_Verilen Görev 1_
Kayıtlarda "cold-patch: [436, 426, 446, 446]" geçen satırdan "contour-label: 20: [592, 310, 604, 321]" geçen satıra kadar olan satırları, iki uçtaki satırlar da dahil, olduğu gibi yeniden yazın.
_Verilen Görev 2_
Toplumda birlikte yaşadığımız insanlarla ilişkimizi anlatan yazıyı kaldığı yerden devam ettirin.

_Metin Parçası_
##########
Reklam Görüntülerine Tıklayarak Kitap Siparişi Verebilirsiniz


Ömer Naci YILMAZ


BİZİM İNSANIMIZ

Ömer Naci Yılmaz'ın "yeni" yazısı...


İçinde bulunduğumuz toplum, birbirinden farklı insanlar ve kültürler ile şekillenir. Yaşadığımız bu topraklarda, komşularımız, arkadaşlarımız, dostlarımız, hatta hiç tanımadığımız insanlar... Her biri hayatımızın bir parçası, bir şekilde bizimle var olurlar. Bu insanlar bizim insanımızdır. Bizim onlarla olan ilişkimiz, sadece bireysel bir etkileşim değil, toplumsal bir bağın da temelini oluşturur. Bazen sevinçlerimizi birlikte paylaşırız, bazen hüzünlerimizi birlikte yaşarız. Düğünlerimizde birlikte neşelenir, cenazelerimizde birlikte hüzünleniriz.

Bu insanlar bizim yanımızda olduklarında, bir arada olduğumuzda hayatın her anını daha anlamlı kılarlar. Birbirimize olan saygı ve sevgi, insan olmanın temelinde yer alır. Ancak unutmamalıyız ki, yüz yüze, göz göze geldiğimiz bu insanların hayat tarzları, siyasal görüşleri ya da dünyevi tercihlerine bakarak onları küçümsemek, dışlamak, hatta olumsuz bir bakış açısına sahip olmak bize yakışmaz. İslam’ın öğretilerine göre, biz bir insanı sadece dış görünüşü ya da yaşam biçimi nedeniyle yargılamamalıyız. İnsanların hayat tarzları bizim onları anlamamızda, onlara karşı tutumumuzu belirlememizde tek kriter olmamalıdır.
##########
_Alıştırmadaki Veriler_

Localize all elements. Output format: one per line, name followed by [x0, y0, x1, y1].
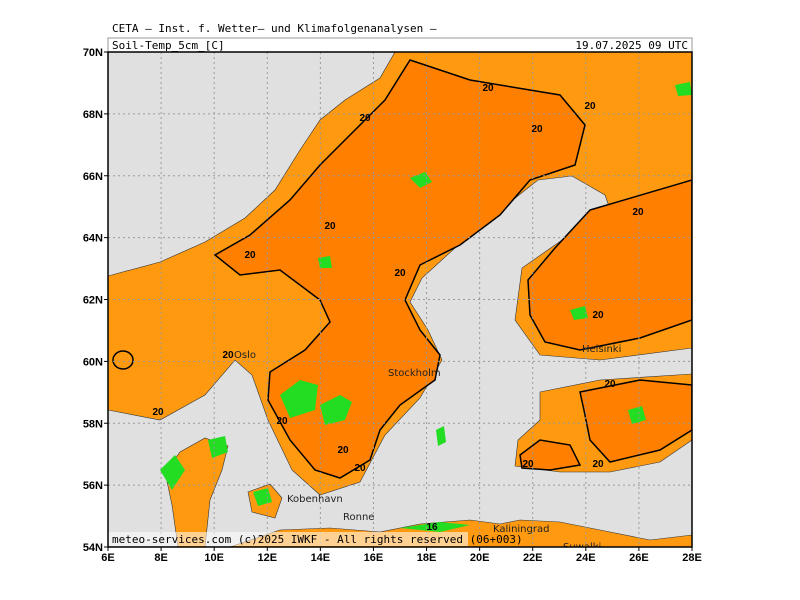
cold-patch: [436, 426, 446, 446]
contour-label: 20: [276, 416, 288, 427]
lat-tick-label: 56N: [83, 480, 103, 492]
contour-loop: [112, 350, 134, 370]
cold-patch: [400, 522, 470, 532]
contour-label: 20: [337, 445, 349, 456]
contour-label: 20: [354, 463, 366, 474]
contour-label: 20: [632, 207, 644, 218]
contour-label: 20: [394, 268, 406, 279]
contour-label: 20: [592, 310, 604, 321]
lat-tick-label: 70N: [83, 47, 103, 59]
contour-label: 16: [426, 522, 438, 533]
axes: 54N 56N 58N 60N 62N 64N 66N 68N 70N 6E 8E 10E 12E 14E…: [83, 47, 702, 564]
city-label: Kobenhavn: [287, 494, 343, 505]
contour-label: 20: [584, 101, 596, 112]
cold-patch: [160, 455, 185, 490]
map-area: 20 20 20 20 20 20 20 20 20 20 20 20 20 2…: [108, 52, 692, 553]
lat-tick-label: 62N: [83, 295, 103, 307]
lat-tick-label: 60N: [83, 356, 103, 368]
contour-label: 20: [531, 124, 543, 135]
contour-label: 20: [222, 350, 234, 361]
lat-tick-label: 54N: [83, 542, 103, 554]
footer-box: [108, 532, 468, 546]
lat-tick-label: 64N: [83, 233, 103, 245]
lon-tick-label: 28E: [682, 552, 702, 564]
contour-label: 20: [604, 379, 616, 390]
lon-tick-label: 24E: [576, 552, 596, 564]
contour-label: 20: [324, 221, 336, 232]
lat-tick-label: 68N: [83, 109, 103, 121]
lon-tick-label: 20E: [470, 552, 490, 564]
lon-tick-label: 18E: [417, 552, 437, 564]
lon-tick-label: 8E: [154, 552, 167, 564]
cold-patch: [318, 256, 332, 268]
lon-tick-label: 22E: [523, 552, 543, 564]
cold-patch: [208, 436, 228, 458]
cold-patch: [280, 380, 318, 418]
city-label: Helsinki: [582, 344, 621, 355]
lon-tick-label: 10E: [204, 552, 224, 564]
valid-time: 19.07.2025 09 UTC: [575, 39, 688, 52]
cold-patch: [675, 82, 692, 96]
city-label: Stockholm: [388, 368, 441, 379]
copyright: meteo-services.com (c)2025 IWKF - All ri…: [112, 533, 523, 546]
city-label: Oslo: [234, 350, 256, 361]
contour-label: 20: [359, 113, 371, 124]
contour-label: 20: [592, 459, 604, 470]
cold-patch: [320, 395, 352, 425]
lon-tick-label: 12E: [257, 552, 277, 564]
city-label: Suwalki: [563, 542, 601, 553]
lat-tick-label: 66N: [83, 171, 103, 183]
lon-tick-label: 14E: [311, 552, 331, 564]
city-label: Kaliningrad: [493, 524, 549, 535]
header-institute: CETA – Inst. f. Wetter– und Klimafolgena…: [112, 22, 437, 35]
contour-label: 20: [482, 83, 494, 94]
lon-tick-label: 6E: [101, 552, 114, 564]
lon-tick-label: 26E: [629, 552, 649, 564]
lat-tick-label: 58N: [83, 418, 103, 430]
contour-label: 20: [244, 250, 256, 261]
warm-region-finland: [527, 179, 692, 351]
lon-tick-label: 16E: [364, 552, 384, 564]
city-label: Ronne: [343, 512, 374, 523]
cold-patch: [628, 406, 646, 424]
graticule: [108, 52, 692, 547]
warm-region-lithuania: [519, 439, 582, 471]
cold-patch: [570, 306, 588, 320]
field-title: Soil-Temp_5cm_[C]: [112, 39, 225, 52]
warm-region-sweden: [213, 59, 586, 479]
contour-label: 20: [522, 459, 534, 470]
contour-label: 20: [152, 407, 164, 418]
##########
_Yazılı Yanıt 1_
cold-patch: [436, 426, 446, 446]
contour-label: 20: [276, 416, 288, 427]
lat-tick-label: 56N: [83, 480, 103, 492]
contour-loop: [112, 350, 134, 370]
cold-patch: [400, 522, 470, 532]
contour-label: 20: [337, 445, 349, 456]
contour-label: 20: [354, 463, 366, 474]
contour-label: 20: [632, 207, 644, 218]
contour-label: 20: [394, 268, 406, 279]
contour-label: 20: [592, 310, 604, 321]

_Yazılı Yanıt 2_
Daha da önemlisi, insanların siyasi tercihleri ya da inançlarındaki farklılıklar, aramızda bir mesafe, bir duvar örmemelidir. Bugün toplumda sıklıkla karşılaşılan kutuplaşmalar, bizleri birbirimize yabancılaştırmaya çalışırken, bizler bu kutuplaşmalara asla prim vermemeliyiz. Siyasi tercihler, bir insanı küçümsemenin, onu dışlamanın bahanesi olmamalıdır. Her insanın bir seçim yapma hakkı vardır ve bu seçim, onun değerini belirlemez. Bu farklılıkların arasından sıyrılarak, insanları oldukları gibi kabul etmek ve onlarla empati kurmak, toplumu daha güçlü ve daha sağlıklı kılar.

Peki, bu kadar derin ve güçlü bir toplumsal bağa nasıl ulaşabiliriz? Belki de en doğru yolu, Kuran-ı Kerim’in bize sunduğu öğretilerde bulabiliriz. Rabbimiz, "Ey iman edenler, bir topluluk diğer bir toplulukla alay etmesin, belki de onlar (Rableri indinde) kendilerinden daha hayırlıdırlar. Kadınlar da kadınları alaya almasınlar, belki de onlar (Rableri indinde) kendilerinden daha hayırlıdırlar. Birbirinizi ayıplamayın ve birbirinizi kötü lakaplarla çağırmayın." (49/ Hucurat, 11) ayetiyle bizlere çok önemli bir ders verir. Burada vurgulanan şey, başkalarını yargılamak, dışlamak ya da küçümsemek yerine, herkesin kendi değerini ve önemini anlamamız gerektiğidir.

Bu ayet, toplum içinde birbirimizi ne kadar değerli gördüğümüzü, bir arada var olmanın ne kadar önemli olduğunu bize hatırlatır. Belki de dışarıdan bakıldığında farklı gibi görünen o insan, Rabb’in katında bizden daha hayırlıdır. Kimseyi dışlamadan, kimseyi küçümsemeden, her bir insanı saygı ve sevgiyle kabul etmek, bizim inancımızın da gereğidir. Toplumda var olan her birey, bizim insanımızdır. Bu insanlar, bazen en yakın komşumuz, bazen uzak bir dostumuz, bazen de hiç tanımadığımız bir yabancı olabilir. Ama her bir insan, bizim bu dünyadaki varlık amacımızın bir parçasıdır ve onlara bakış açımız, insan olmanın gerekliliği olarak şekillenmelidir.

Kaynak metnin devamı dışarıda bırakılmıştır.